Supplied data –
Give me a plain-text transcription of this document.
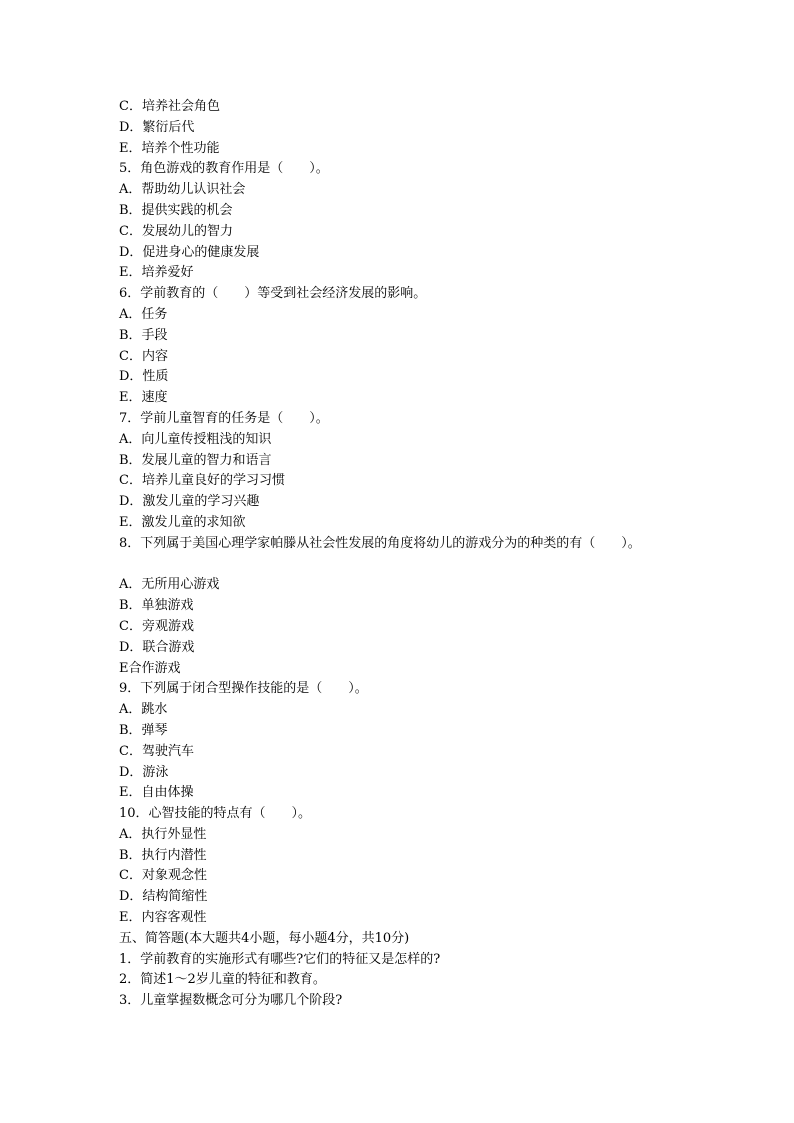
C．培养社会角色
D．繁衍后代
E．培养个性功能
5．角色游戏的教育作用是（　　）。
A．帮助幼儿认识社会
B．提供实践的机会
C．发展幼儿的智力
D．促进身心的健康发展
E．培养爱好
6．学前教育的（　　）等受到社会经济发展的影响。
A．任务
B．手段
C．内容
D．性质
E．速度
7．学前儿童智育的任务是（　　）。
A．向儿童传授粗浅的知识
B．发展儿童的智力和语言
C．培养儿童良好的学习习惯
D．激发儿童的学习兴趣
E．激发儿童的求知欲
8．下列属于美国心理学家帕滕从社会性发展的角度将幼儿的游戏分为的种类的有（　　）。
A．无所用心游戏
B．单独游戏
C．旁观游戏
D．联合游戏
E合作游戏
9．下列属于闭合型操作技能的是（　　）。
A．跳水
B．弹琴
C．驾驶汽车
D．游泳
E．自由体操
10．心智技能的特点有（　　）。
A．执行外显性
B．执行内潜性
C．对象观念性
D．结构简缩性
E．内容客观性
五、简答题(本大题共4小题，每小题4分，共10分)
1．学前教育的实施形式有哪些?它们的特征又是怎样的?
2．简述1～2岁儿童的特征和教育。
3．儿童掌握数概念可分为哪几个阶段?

==

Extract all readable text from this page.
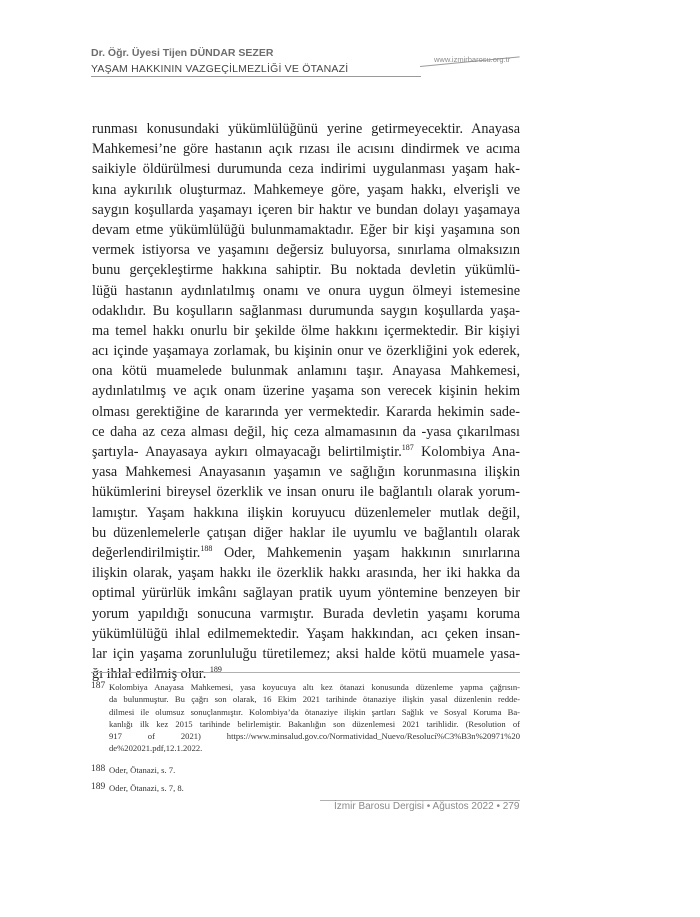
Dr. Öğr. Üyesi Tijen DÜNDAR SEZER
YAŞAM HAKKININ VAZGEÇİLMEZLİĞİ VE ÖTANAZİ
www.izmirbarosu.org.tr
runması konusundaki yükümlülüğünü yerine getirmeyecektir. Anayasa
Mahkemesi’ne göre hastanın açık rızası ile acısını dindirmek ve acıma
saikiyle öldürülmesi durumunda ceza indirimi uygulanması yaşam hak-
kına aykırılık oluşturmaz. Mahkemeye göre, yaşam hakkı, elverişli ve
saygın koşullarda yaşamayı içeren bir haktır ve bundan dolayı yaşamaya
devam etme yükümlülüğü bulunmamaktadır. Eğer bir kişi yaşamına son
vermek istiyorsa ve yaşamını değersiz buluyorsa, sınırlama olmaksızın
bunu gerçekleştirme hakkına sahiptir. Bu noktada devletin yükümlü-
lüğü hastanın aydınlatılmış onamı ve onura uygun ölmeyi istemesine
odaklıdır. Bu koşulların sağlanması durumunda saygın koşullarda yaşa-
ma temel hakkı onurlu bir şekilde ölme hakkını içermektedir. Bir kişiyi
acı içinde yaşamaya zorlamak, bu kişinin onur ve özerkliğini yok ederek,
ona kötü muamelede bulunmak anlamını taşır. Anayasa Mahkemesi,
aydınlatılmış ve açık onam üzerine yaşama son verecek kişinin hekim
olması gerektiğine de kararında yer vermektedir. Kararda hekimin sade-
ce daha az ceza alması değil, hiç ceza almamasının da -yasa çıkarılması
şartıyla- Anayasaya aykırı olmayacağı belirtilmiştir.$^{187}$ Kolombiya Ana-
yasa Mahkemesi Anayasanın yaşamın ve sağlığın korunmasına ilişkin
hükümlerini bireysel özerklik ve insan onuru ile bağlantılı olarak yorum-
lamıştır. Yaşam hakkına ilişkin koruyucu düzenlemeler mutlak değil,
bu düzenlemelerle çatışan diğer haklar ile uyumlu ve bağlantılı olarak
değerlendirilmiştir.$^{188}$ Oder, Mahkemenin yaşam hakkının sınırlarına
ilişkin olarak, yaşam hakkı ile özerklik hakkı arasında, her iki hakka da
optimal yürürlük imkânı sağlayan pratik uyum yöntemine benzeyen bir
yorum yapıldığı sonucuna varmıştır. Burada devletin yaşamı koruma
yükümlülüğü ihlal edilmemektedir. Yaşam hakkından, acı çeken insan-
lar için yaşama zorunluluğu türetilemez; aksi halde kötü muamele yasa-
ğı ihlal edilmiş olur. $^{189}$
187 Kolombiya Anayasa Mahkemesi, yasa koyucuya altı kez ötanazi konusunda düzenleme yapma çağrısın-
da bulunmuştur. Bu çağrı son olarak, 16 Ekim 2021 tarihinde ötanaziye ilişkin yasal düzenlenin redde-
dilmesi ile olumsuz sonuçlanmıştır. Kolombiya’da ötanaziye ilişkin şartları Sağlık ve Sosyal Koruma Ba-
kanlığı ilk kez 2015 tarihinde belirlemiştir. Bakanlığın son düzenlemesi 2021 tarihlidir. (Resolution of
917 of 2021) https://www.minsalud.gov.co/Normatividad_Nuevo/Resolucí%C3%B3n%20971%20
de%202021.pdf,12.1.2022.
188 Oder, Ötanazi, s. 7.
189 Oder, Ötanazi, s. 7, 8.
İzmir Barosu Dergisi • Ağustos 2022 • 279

* * *

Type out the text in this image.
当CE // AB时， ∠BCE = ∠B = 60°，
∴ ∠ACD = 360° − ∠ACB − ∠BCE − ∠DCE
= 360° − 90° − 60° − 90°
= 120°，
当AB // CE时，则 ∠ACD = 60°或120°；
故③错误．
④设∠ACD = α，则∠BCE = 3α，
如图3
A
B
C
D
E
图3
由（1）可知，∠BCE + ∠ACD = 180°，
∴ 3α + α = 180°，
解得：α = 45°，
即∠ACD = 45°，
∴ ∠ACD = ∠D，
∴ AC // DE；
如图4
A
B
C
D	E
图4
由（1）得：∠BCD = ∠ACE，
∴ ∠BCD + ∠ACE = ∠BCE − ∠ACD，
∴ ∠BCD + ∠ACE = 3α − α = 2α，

Goal of the exercise – Pull out every line above that holds the word "insan".

Full output –
hükümlerini bireysel özerklik ve insan onuru ile bağlantılı olarak yorum-
yükümlülüğü ihlal edilmemektedir. Yaşam hakkından, acı çeken insan-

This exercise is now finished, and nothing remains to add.